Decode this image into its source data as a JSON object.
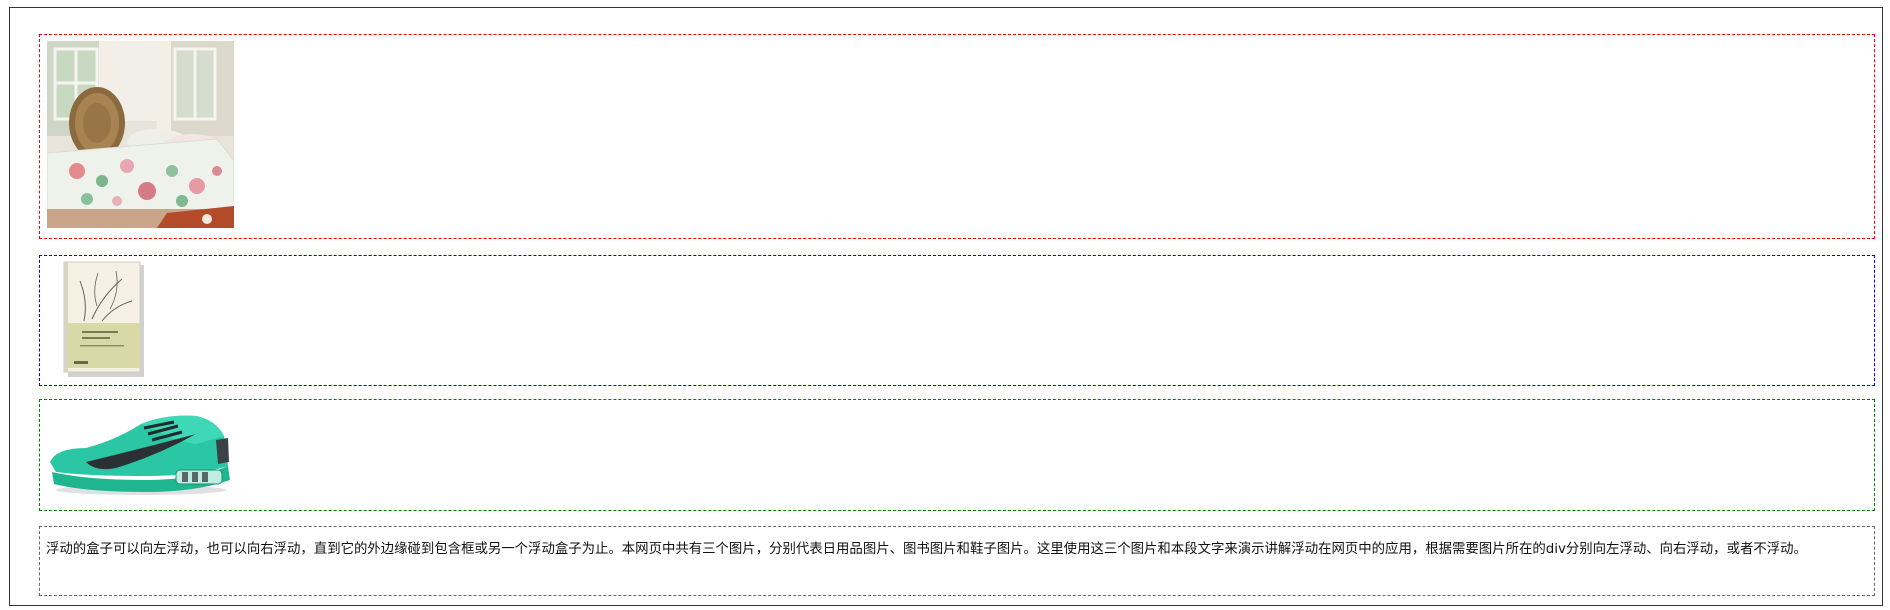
{
  "boxes": [
    {
      "name": "bedding-box",
      "border_color": "#ff0000",
      "image": "bedding-photo"
    },
    {
      "name": "book-box",
      "border_color": "#0000ff",
      "image": "book-photo"
    },
    {
      "name": "shoe-box",
      "border_color": "#008000",
      "image": "shoe-photo"
    }
  ],
  "paragraph": {
    "text": "浮动的盒子可以向左浮动，也可以向右浮动，直到它的外边缘碰到包含框或另一个浮动盒子为止。本网页中共有三个图片，分别代表日用品图片、图书图片和鞋子图片。这里使用这三个图片和本段文字来演示讲解浮动在网页中的应用，根据需要图片所在的div分别向左浮动、向右浮动，或者不浮动。",
    "border_color": "#666666"
  }
}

What is required:
Omit each picture, then return all of the listing exactly as it stands.

Exercise solution:
Decode this image into its source data as a JSON object.
{
  "boxes": [
    {
      "name": "bedding-box",
      "border_color": "#ff0000",
      "image": "bedding-photo"
    },
    {
      "name": "book-box",
      "border_color": "#0000ff",
      "image": "book-photo"
    },
    {
      "name": "shoe-box",
      "border_color": "#008000",
      "image": "shoe-photo"
    }
  ],
  "paragraph": {
    "text": "浮动的盒子可以向左浮动，也可以向右浮动，直到它的外边缘碰到包含框或另一个浮动盒子为止。本网页中共有三个图片，分别代表日用品图片、图书图片和鞋子图片。这里使用这三个图片和本段文字来演示讲解浮动在网页中的应用，根据需要图片所在的div分别向左浮动、向右浮动，或者不浮动。",
    "border_color": "#666666"
  }
}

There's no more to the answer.